WHAT TO DO:
Write out the records again, exactly, leaving none out.

◇ ◇ ◇ ◇ ◇

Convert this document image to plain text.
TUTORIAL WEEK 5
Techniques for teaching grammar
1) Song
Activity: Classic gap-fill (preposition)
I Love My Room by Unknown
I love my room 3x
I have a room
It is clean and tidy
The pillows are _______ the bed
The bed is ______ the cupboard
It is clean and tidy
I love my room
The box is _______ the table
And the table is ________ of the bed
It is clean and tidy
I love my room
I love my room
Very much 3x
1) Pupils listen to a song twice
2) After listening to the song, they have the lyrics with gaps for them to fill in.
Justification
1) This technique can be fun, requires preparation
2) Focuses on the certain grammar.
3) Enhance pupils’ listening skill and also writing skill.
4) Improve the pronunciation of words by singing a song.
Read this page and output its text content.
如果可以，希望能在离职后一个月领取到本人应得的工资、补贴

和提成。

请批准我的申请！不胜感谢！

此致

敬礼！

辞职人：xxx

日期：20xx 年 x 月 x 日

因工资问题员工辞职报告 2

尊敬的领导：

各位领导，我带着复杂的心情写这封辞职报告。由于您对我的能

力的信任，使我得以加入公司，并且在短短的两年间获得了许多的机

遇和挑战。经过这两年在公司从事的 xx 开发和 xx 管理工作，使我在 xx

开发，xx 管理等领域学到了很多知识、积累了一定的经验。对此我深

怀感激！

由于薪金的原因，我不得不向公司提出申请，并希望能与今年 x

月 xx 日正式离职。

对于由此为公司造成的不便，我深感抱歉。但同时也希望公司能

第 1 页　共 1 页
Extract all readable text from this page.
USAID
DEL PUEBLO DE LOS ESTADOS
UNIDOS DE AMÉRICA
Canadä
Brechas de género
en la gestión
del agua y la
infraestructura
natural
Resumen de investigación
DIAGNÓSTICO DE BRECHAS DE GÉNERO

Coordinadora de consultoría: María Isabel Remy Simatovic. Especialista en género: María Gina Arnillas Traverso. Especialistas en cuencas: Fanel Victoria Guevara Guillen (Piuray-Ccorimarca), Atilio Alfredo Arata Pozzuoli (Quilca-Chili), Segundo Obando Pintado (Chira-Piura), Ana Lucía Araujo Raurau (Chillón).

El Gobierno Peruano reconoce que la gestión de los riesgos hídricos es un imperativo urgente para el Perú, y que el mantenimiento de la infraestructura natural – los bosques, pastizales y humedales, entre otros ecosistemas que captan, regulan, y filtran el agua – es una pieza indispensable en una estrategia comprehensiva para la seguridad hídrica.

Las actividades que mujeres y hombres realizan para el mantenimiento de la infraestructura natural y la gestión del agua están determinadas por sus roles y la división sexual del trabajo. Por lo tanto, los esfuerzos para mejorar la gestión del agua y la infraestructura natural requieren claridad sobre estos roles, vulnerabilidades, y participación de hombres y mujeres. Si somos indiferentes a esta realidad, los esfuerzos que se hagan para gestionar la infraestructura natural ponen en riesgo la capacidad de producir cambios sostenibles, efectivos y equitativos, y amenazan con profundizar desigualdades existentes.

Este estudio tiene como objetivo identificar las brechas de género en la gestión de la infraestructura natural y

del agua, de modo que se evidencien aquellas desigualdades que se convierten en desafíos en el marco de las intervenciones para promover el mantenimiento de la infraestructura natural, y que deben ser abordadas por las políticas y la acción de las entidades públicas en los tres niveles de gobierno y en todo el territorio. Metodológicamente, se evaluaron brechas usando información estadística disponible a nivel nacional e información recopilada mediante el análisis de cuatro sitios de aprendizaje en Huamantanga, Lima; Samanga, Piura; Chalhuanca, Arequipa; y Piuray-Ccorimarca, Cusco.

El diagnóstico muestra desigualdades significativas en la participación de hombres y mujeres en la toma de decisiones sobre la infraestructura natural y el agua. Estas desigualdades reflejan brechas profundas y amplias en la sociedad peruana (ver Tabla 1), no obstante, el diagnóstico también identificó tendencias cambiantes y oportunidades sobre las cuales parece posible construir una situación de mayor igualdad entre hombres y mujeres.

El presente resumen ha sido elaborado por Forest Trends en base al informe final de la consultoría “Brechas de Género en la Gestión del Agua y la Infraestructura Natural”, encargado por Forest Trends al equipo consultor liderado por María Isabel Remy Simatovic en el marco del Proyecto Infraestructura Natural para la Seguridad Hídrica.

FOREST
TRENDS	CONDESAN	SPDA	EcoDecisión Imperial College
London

◇ ◇ ◇ ◇ ◇

SOLUTION:
Convert this document image to plain text.
TUTORIAL WEEK 5
Techniques for teaching grammar
1) Song
Activity: Classic gap-fill (preposition)
I Love My Room by Unknown
I love my room 3x
I have a room
It is clean and tidy
The pillows are _______ the bed
The bed is ______ the cupboard
It is clean and tidy
I love my room
The box is _______ the table
And the table is ________ of the bed
It is clean and tidy
I love my room
I love my room
Very much 3x
1) Pupils listen to a song twice
2) After listening to the song, they have the lyrics with gaps for them to fill in.
Justification
1) This technique can be fun, requires preparation
2) Focuses on the certain grammar.
3) Enhance pupils’ listening skill and also writing skill.
4) Improve the pronunciation of words by singing a song.
Read this page and output its text content.
如果可以，希望能在离职后一个月领取到本人应得的工资、补贴

和提成。

请批准我的申请！不胜感谢！

此致

敬礼！

辞职人：xxx

日期：20xx 年 x 月 x 日

因工资问题员工辞职报告 2

尊敬的领导：

各位领导，我带着复杂的心情写这封辞职报告。由于您对我的能

力的信任，使我得以加入公司，并且在短短的两年间获得了许多的机

遇和挑战。经过这两年在公司从事的 xx 开发和 xx 管理工作，使我在 xx

开发，xx 管理等领域学到了很多知识、积累了一定的经验。对此我深

怀感激！

由于薪金的原因，我不得不向公司提出申请，并希望能与今年 x

月 xx 日正式离职。

对于由此为公司造成的不便，我深感抱歉。但同时也希望公司能

第 1 页　共 1 页
Extract all readable text from this page.
USAID
DEL PUEBLO DE LOS ESTADOS
UNIDOS DE AMÉRICA
Canadä
Brechas de género
en la gestión
del agua y la
infraestructura
natural
Resumen de investigación
DIAGNÓSTICO DE BRECHAS DE GÉNERO

Coordinadora de consultoría: María Isabel Remy Simatovic. Especialista en género: María Gina Arnillas Traverso. Especialistas en cuencas: Fanel Victoria Guevara Guillen (Piuray-Ccorimarca), Atilio Alfredo Arata Pozzuoli (Quilca-Chili), Segundo Obando Pintado (Chira-Piura), Ana Lucía Araujo Raurau (Chillón).

El Gobierno Peruano reconoce que la gestión de los riesgos hídricos es un imperativo urgente para el Perú, y que el mantenimiento de la infraestructura natural – los bosques, pastizales y humedales, entre otros ecosistemas que captan, regulan, y filtran el agua – es una pieza indispensable en una estrategia comprehensiva para la seguridad hídrica.

Las actividades que mujeres y hombres realizan para el mantenimiento de la infraestructura natural y la gestión del agua están determinadas por sus roles y la división sexual del trabajo. Por lo tanto, los esfuerzos para mejorar la gestión del agua y la infraestructura natural requieren claridad sobre estos roles, vulnerabilidades, y participación de hombres y mujeres. Si somos indiferentes a esta realidad, los esfuerzos que se hagan para gestionar la infraestructura natural ponen en riesgo la capacidad de producir cambios sostenibles, efectivos y equitativos, y amenazan con profundizar desigualdades existentes.

Este estudio tiene como objetivo identificar las brechas de género en la gestión de la infraestructura natural y

del agua, de modo que se evidencien aquellas desigualdades que se convierten en desafíos en el marco de las intervenciones para promover el mantenimiento de la infraestructura natural, y que deben ser abordadas por las políticas y la acción de las entidades públicas en los tres niveles de gobierno y en todo el territorio. Metodológicamente, se evaluaron brechas usando información estadística disponible a nivel nacional e información recopilada mediante el análisis de cuatro sitios de aprendizaje en Huamantanga, Lima; Samanga, Piura; Chalhuanca, Arequipa; y Piuray-Ccorimarca, Cusco.

El diagnóstico muestra desigualdades significativas en la participación de hombres y mujeres en la toma de decisiones sobre la infraestructura natural y el agua. Estas desigualdades reflejan brechas profundas y amplias en la sociedad peruana (ver Tabla 1), no obstante, el diagnóstico también identificó tendencias cambiantes y oportunidades sobre las cuales parece posible construir una situación de mayor igualdad entre hombres y mujeres.

El presente resumen ha sido elaborado por Forest Trends en base al informe final de la consultoría “Brechas de Género en la Gestión del Agua y la Infraestructura Natural”, encargado por Forest Trends al equipo consultor liderado por María Isabel Remy Simatovic en el marco del Proyecto Infraestructura Natural para la Seguridad Hídrica.

FOREST
TRENDS	CONDESAN	SPDA	EcoDecisión Imperial College
London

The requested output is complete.